> _Problem to solve_
From the data below, copy each line that includes the word "rare".

◇ ◇ ◇ ◇

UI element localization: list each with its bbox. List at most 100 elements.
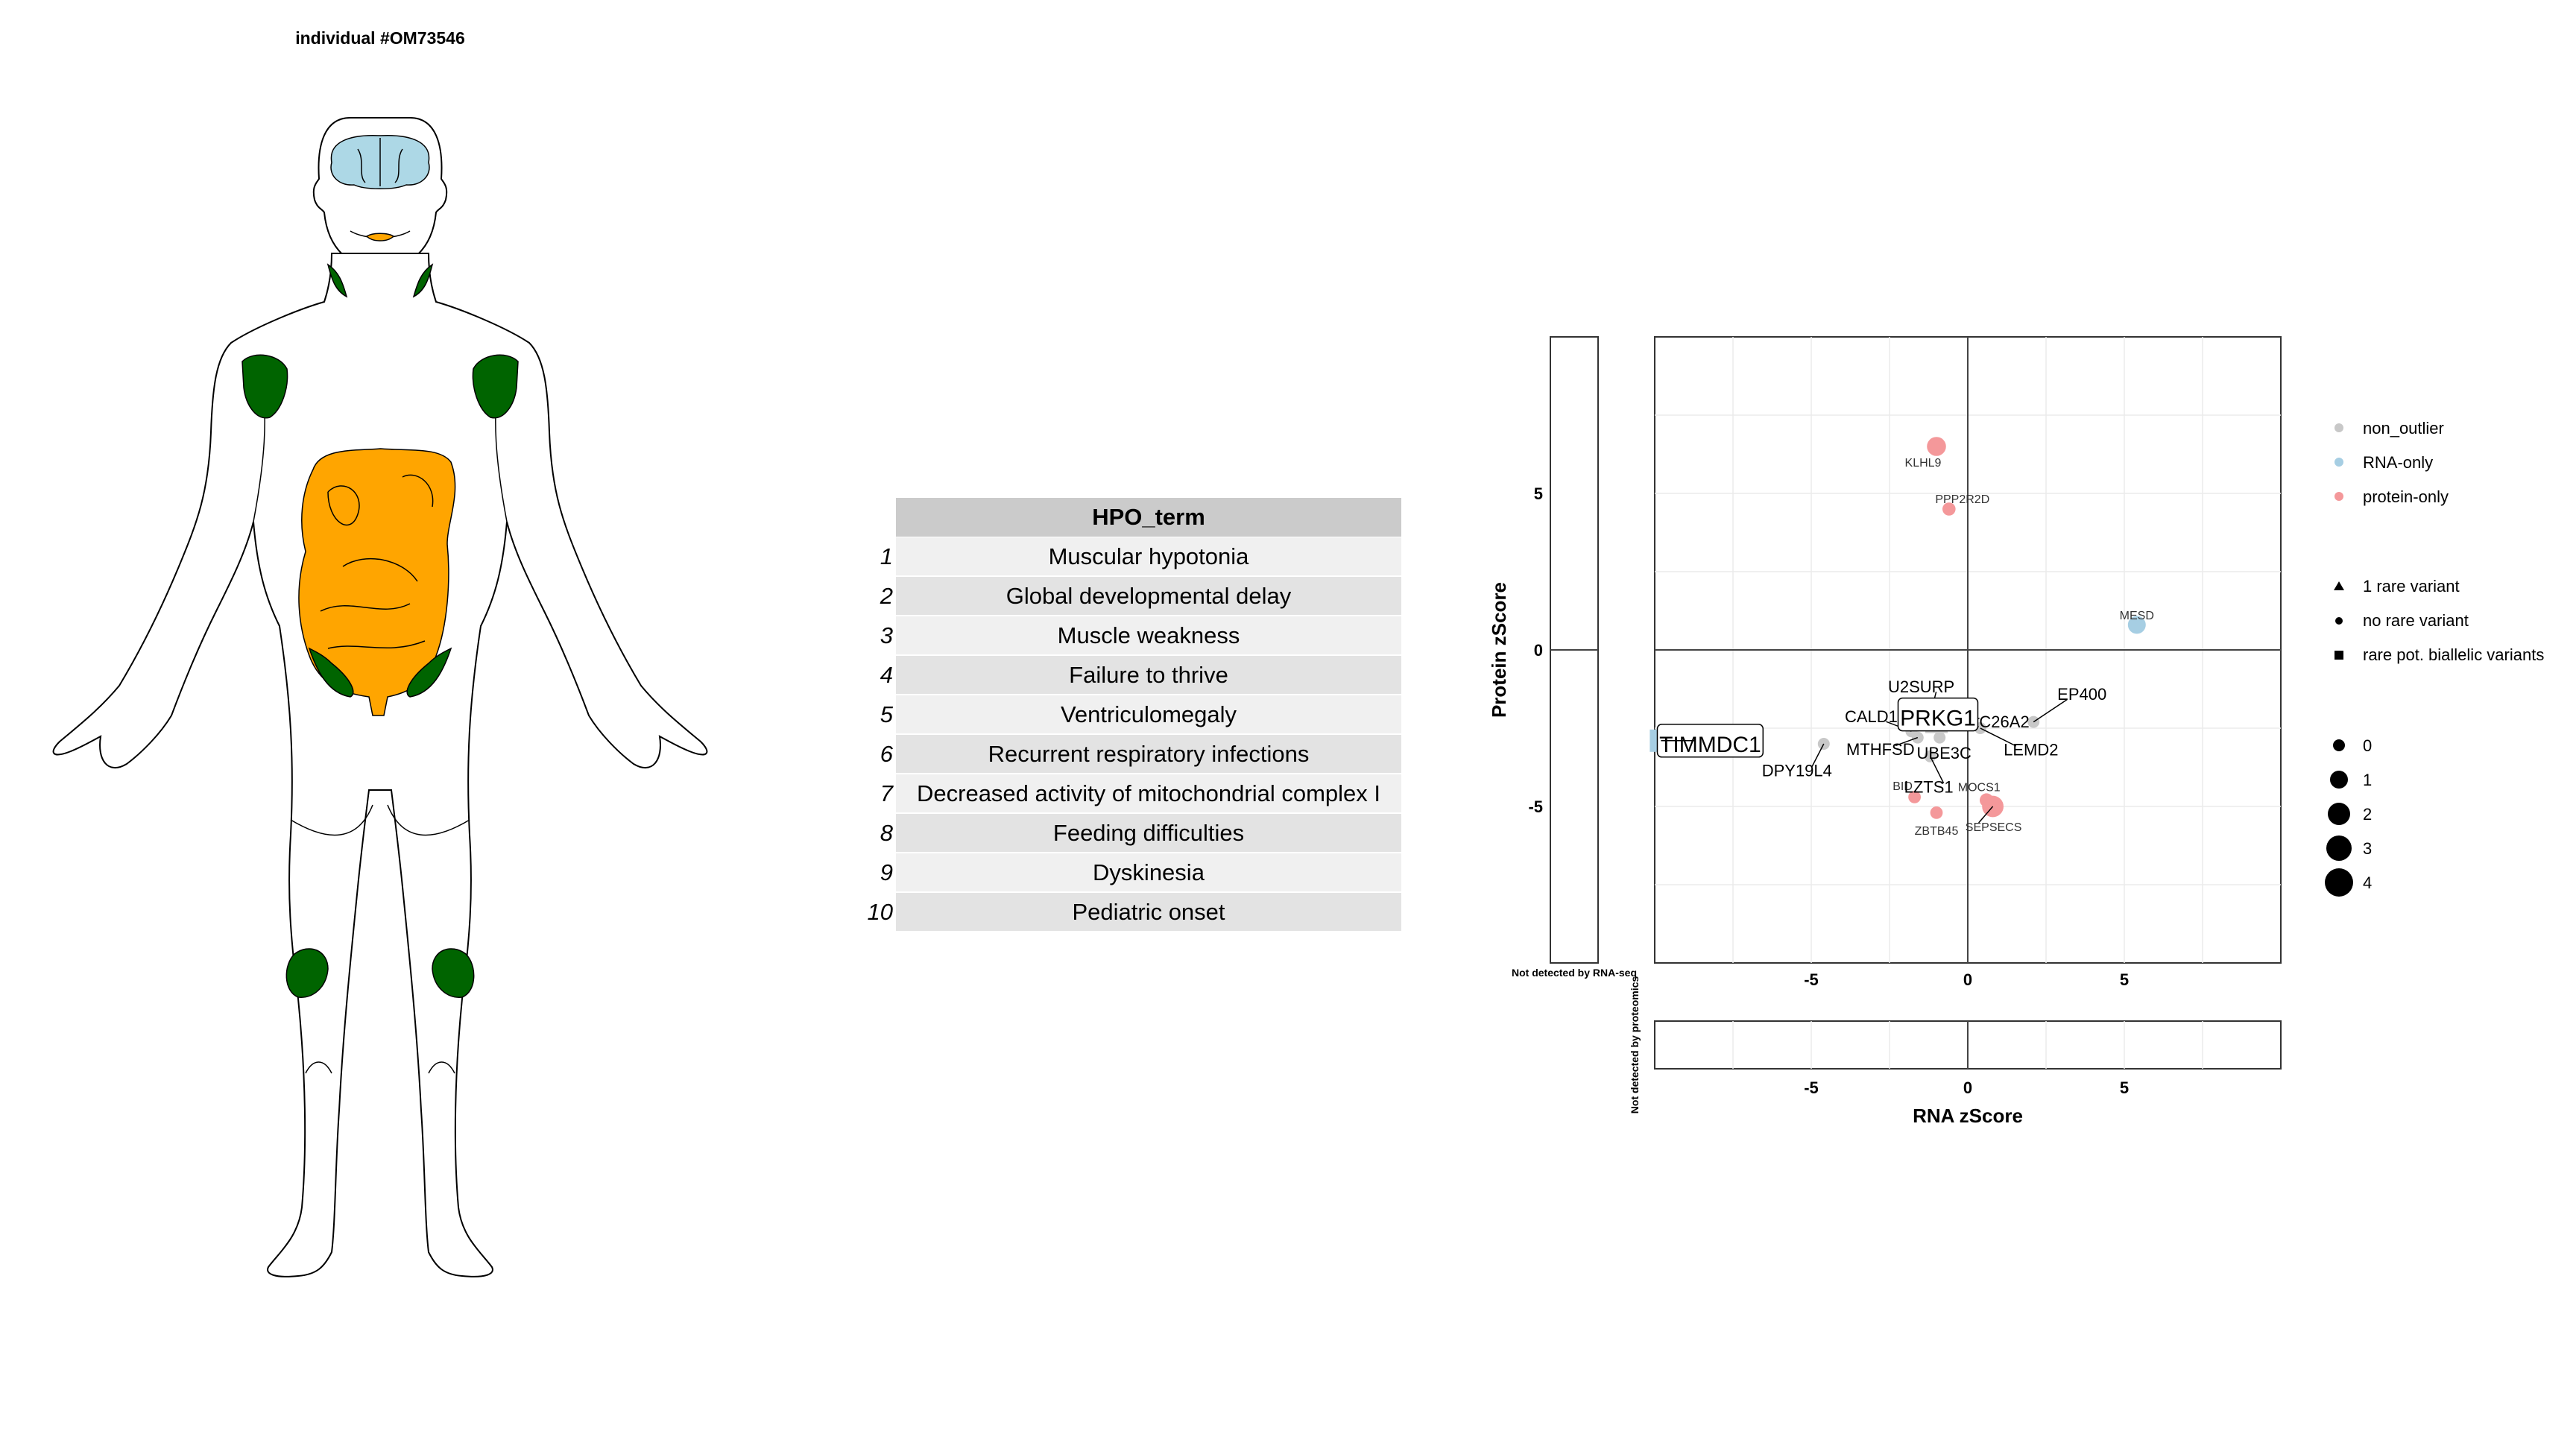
leg-muscles [285, 948, 475, 998]
legend-size-label: 1 [2363, 771, 2372, 789]
triangle-icon [2334, 581, 2344, 590]
legend-color-rna-swatch [2334, 458, 2343, 467]
hpo-row-number: 10 [867, 899, 893, 925]
hpo-term: Muscle weakness [896, 616, 1401, 654]
data-point [1982, 795, 2004, 818]
label-leader [1978, 806, 1994, 824]
tick-labels: -5 -5 0 0 5 5 -5 0 5 [1528, 484, 2129, 1097]
label-leader [1895, 736, 1919, 747]
data-point [1930, 806, 1943, 819]
hpo-row: 7 Decreased activity of mitochondrial co… [857, 774, 1401, 812]
legend: non_outlier RNA-only protein-only 1 rare… [2325, 419, 2544, 897]
point-label: SEPSECS [1966, 821, 2022, 834]
legend-color-protein-swatch [2334, 492, 2343, 501]
individual-title: individual #OM73546 [295, 28, 465, 48]
label-leader [1929, 756, 1945, 784]
hpo-row-number: 2 [880, 583, 893, 609]
point-label: CALD1 [1845, 707, 1898, 726]
data-point [2127, 616, 2146, 634]
point-label: EP400 [2057, 685, 2106, 704]
x-tick-label-bottom: -5 [1804, 1078, 1819, 1097]
y-tick-label: 5 [1534, 484, 1543, 503]
zero-lines [1655, 337, 2281, 1069]
hpo-row: 9 Dyskinesia [857, 853, 1401, 891]
side-panel-prot-label: Not detected by proteomics [1629, 976, 1641, 1114]
hpo-term: Global developmental delay [896, 577, 1401, 615]
hpo-row-number: 3 [880, 622, 893, 648]
point-label: LEMD2 [2004, 741, 2058, 759]
point-label: PPP2R2D [1935, 493, 1989, 506]
data-point [2027, 716, 2040, 728]
neck-muscles [326, 263, 434, 298]
point-label: MTHFSD [1846, 740, 1915, 759]
data-point [1927, 437, 1946, 456]
size-key-swatch [2333, 739, 2345, 751]
point-label: TIMMDC1 [1659, 733, 1761, 757]
y-tick-label: 0 [1534, 641, 1543, 660]
hpo-row: 1 Muscular hypotonia [857, 537, 1401, 575]
hpo-row-number: 8 [880, 820, 893, 846]
hpo-row: 2 Global developmental delay [857, 577, 1401, 615]
side-panel-rna-label: Not detected by RNA-seq [1512, 967, 1637, 979]
scatter-plot: Not detected by RNA-seq Not detected by … [1488, 336, 2544, 1127]
legend-shape-label: rare pot. biallelic variants [2363, 645, 2544, 664]
hpo-row-number: 9 [880, 859, 893, 885]
data-point [1911, 731, 1924, 744]
hpo-row: 10 Pediatric onset [857, 893, 1401, 931]
circle-icon [2335, 617, 2343, 625]
hpo-term: Pediatric onset [896, 893, 1401, 931]
point-label: PRKG1 [1900, 707, 1976, 731]
legend-size-label: 3 [2363, 839, 2372, 858]
mouth-region [365, 233, 395, 241]
digestive-region [298, 448, 456, 716]
hpo-term: Muscular hypotonia [896, 537, 1401, 575]
hpo-row: 6 Recurrent respiratory infections [857, 735, 1401, 773]
point-label: KLHL9 [1905, 457, 1942, 470]
legend-color-protein-label: protein-only [2363, 487, 2449, 506]
data-point [1908, 791, 1921, 803]
data-point [1933, 731, 1946, 744]
point-label: ZBTB45 [1915, 825, 1959, 838]
point-label: UBE3C [1917, 744, 1972, 762]
x-axis-label: RNA zScore [1913, 1105, 2023, 1127]
hip-muscles [308, 647, 452, 698]
y-tick-label: -5 [1528, 797, 1543, 816]
hpo-row-number: 6 [880, 741, 893, 767]
label-box [1656, 724, 1764, 758]
hpo-row: 3 Muscle weakness [857, 616, 1401, 654]
legend-shape-label: 1 rare variant [2363, 577, 2460, 596]
hpo-row-number: 4 [880, 662, 893, 688]
point-label: MOCS1 [1958, 781, 2001, 794]
legend-color-non-outlier-swatch [2334, 423, 2343, 432]
x-tick-label-bottom: 5 [2120, 1078, 2129, 1097]
x-tick-label: 5 [2120, 970, 2129, 989]
size-key-swatch [2328, 803, 2350, 825]
arm-muscles [242, 354, 519, 419]
hpo-row-number: 7 [880, 780, 893, 806]
hpo-table-header: HPO_term [896, 498, 1401, 537]
point-label: MESD [2120, 610, 2154, 622]
legend-color-non-outlier-label: non_outlier [2363, 419, 2444, 437]
hpo-row-number: 5 [880, 701, 893, 727]
brain-region [330, 135, 430, 189]
legend-color-rna-label: RNA-only [2363, 453, 2433, 472]
point-labels: KLHL9 PPP2R2D MESD BID ZBTB45 MOCS1 SEPSECS U2S… [1656, 457, 2154, 838]
x-tick-label-bottom: 0 [1963, 1078, 1972, 1097]
hpo-term: Ventriculomegaly [896, 695, 1401, 733]
label-leader [1811, 743, 1825, 768]
square-icon [2334, 651, 2343, 660]
hpo-term: Failure to thrive [896, 656, 1401, 694]
label-leader [1980, 727, 2017, 747]
hpo-row: 8 Feeding difficulties [857, 814, 1401, 852]
y-axis-label: Protein zScore [1488, 582, 1510, 718]
size-key-swatch [2326, 835, 2352, 861]
hpo-term: Feeding difficulties [896, 814, 1401, 852]
hpo-term: Recurrent respiratory infections [896, 735, 1401, 773]
point-label: DPY19L4 [1762, 762, 1832, 780]
label-leader [2033, 698, 2068, 723]
body-map [52, 117, 708, 1277]
point-label: LZTS1 [1904, 777, 1954, 796]
x-tick-label: 0 [1963, 970, 1972, 989]
hpo-row-number: 1 [880, 543, 893, 569]
size-key-swatch [2330, 771, 2348, 789]
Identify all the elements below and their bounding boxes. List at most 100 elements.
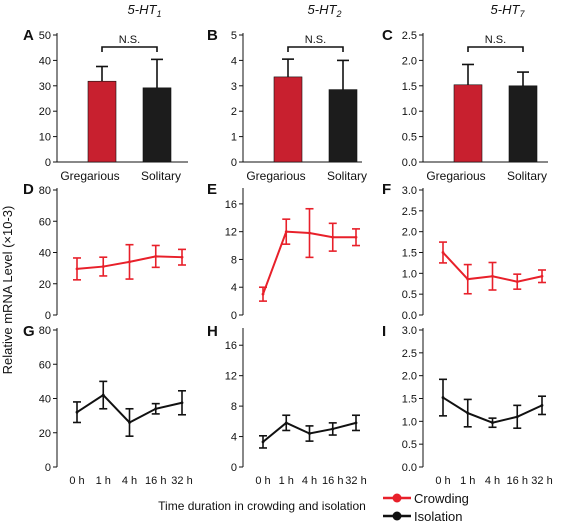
x-tick-label: 16 h [507,475,528,487]
y-tick-label: 2 [231,106,237,118]
panel-letter-E: E [207,181,217,198]
y-tick-label: 8 [231,254,237,266]
x-tick-label: 32 h [345,475,366,487]
y-tick-label: 1.0 [402,416,417,428]
data-point [466,277,470,281]
y-tick-label: 60 [39,359,51,371]
y-tick-label: 10 [39,132,51,144]
data-point [441,396,445,399]
y-tick-label: 2.0 [402,55,417,67]
y-tick-label: 2.5 [402,348,417,360]
data-point [128,260,131,264]
y-tick-label: 0.5 [402,132,417,144]
x-tick-label: 16 h [322,475,343,487]
panel-letter-C: C [382,27,393,44]
data-point [154,255,158,258]
significance-label: N.S. [305,34,326,46]
bar-gregarious [453,84,483,163]
y-tick-label: 3.0 [402,185,417,197]
y-tick-label: 20 [39,279,51,291]
x-tick-label: 4 h [122,475,137,487]
data-point [180,401,184,405]
y-tick-label: 8 [231,401,237,413]
panel-E: E 0 4 8 12 16 [207,181,360,322]
x-tick-label: 4 h [302,475,317,487]
x-tick-label: 32 h [171,475,192,487]
panel-I: I 0.0 0.5 1.0 1.5 2.0 2.5 3.0 0 h 1 h 4 h 16 h 32 h [382,323,553,487]
data-point [515,280,519,284]
panel-G: G 0 20 40 60 80 0 h 1 h 4 h 16 h 32 h [23,323,193,487]
x-tick-label: 0 h [69,475,84,487]
y-tick-label: 1.0 [402,268,417,280]
y-tick-label: 0 [231,462,237,474]
y-tick-label: 12 [225,371,237,383]
y-tick-label: 0 [45,310,51,322]
y-tick-label: 20 [39,428,51,440]
data-point [75,410,79,414]
y-tick-label: 60 [39,216,51,228]
y-tick-label: 4 [231,55,237,67]
data-point [491,274,494,278]
panel-letter-G: G [23,323,35,340]
y-tick-label: 40 [39,394,51,406]
data-point [284,230,288,234]
data-point [101,393,105,397]
y-tick-label: 0.0 [402,157,417,169]
x-axis-label: Time duration in crowding and isolation [158,499,366,513]
y-tick-label: 1.5 [402,394,417,406]
data-point [308,432,311,435]
panel-C: C 0.0 0.5 1.0 1.5 2.0 2.5 5-HT7 Gregarious Solita… [382,2,548,183]
y-tick-label: 2.5 [402,206,417,218]
panel-letter-I: I [382,323,386,340]
y-tick-label: 16 [225,199,237,211]
panel-F: F 0.0 0.5 1.0 1.5 2.0 2.5 3.0 [382,181,546,322]
panel-letter-F: F [382,181,391,198]
x-tick-label: 0 h [435,475,450,487]
x-tick-label: 1 h [279,475,294,487]
panel-letter-H: H [207,323,218,340]
y-tick-label: 2.0 [402,371,417,383]
y-tick-label: 0.0 [402,310,417,322]
data-point [261,440,265,444]
y-tick-label: 4 [231,282,237,294]
data-point [180,255,184,259]
significance-bracket [287,46,344,52]
legend-label-crowding: Crowding [414,491,469,506]
panel-letter-D: D [23,181,34,198]
y-tick-label: 30 [39,81,51,93]
data-point [101,265,105,268]
x-tick-label: 1 h [96,475,111,487]
data-point [354,235,358,239]
y-tick-label: 0.5 [402,289,417,301]
data-point [491,421,494,425]
y-tick-label: 0 [231,157,237,169]
y-tick-label: 12 [225,227,237,239]
bar-solitary [142,87,172,163]
y-tick-label: 80 [39,325,51,337]
y-tick-label: 1.0 [402,106,417,118]
bar-gregarious [87,80,117,163]
data-point [308,231,311,235]
panel-H: H 0 4 8 12 16 0 h 1 h 4 h 16 h 32 h [207,323,367,487]
significance-label: N.S. [485,34,506,46]
panel-D: D 0 20 40 60 80 [23,181,186,322]
x-tick-label: 16 h [145,475,166,487]
bar-solitary [328,89,358,163]
y-axis-label: Relative mRNA Level (×10-3) [0,206,15,375]
y-tick-label: 0 [45,157,51,169]
y-tick-label: 5 [231,30,237,42]
data-point [466,411,470,415]
y-tick-label: 2.0 [402,227,417,239]
data-point [540,403,544,407]
category-label: Gregarious [426,169,485,183]
y-tick-label: 1.5 [402,248,417,260]
y-tick-label: 20 [39,106,51,118]
category-label: Solitary [507,169,547,183]
panel-title-C: 5-HT7 [491,2,526,19]
bar-gregarious [273,76,303,163]
x-tick-label: 4 h [485,475,500,487]
panel-A: A 0 10 20 30 40 50 5-HT1 Gregarious Solitary N.S. [23,2,188,183]
data-point [441,251,445,254]
y-tick-label: 16 [225,340,237,352]
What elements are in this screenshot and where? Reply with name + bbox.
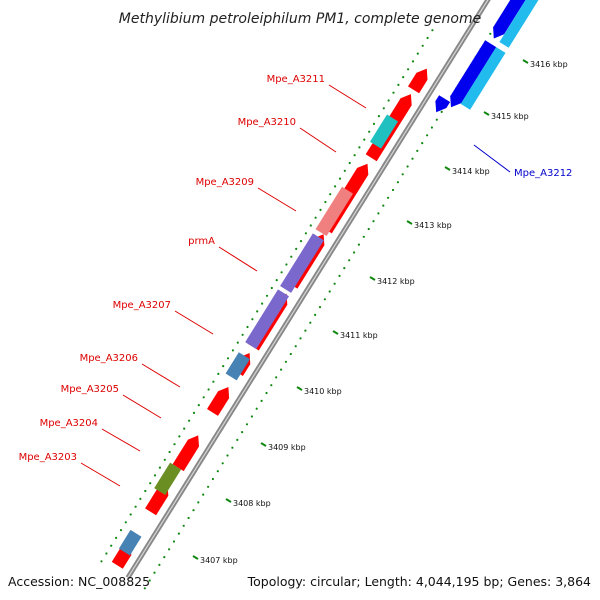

◇ ◇ ◇ ◇

> _Expected answer_
legend: non_outlier RNA-only protein-only 1 rare… [2325, 419, 2544, 897]
legend-shape-label: rare pot. biallelic variants [2363, 645, 2544, 664]
legend-shape-label: 1 rare variant [2363, 577, 2460, 596]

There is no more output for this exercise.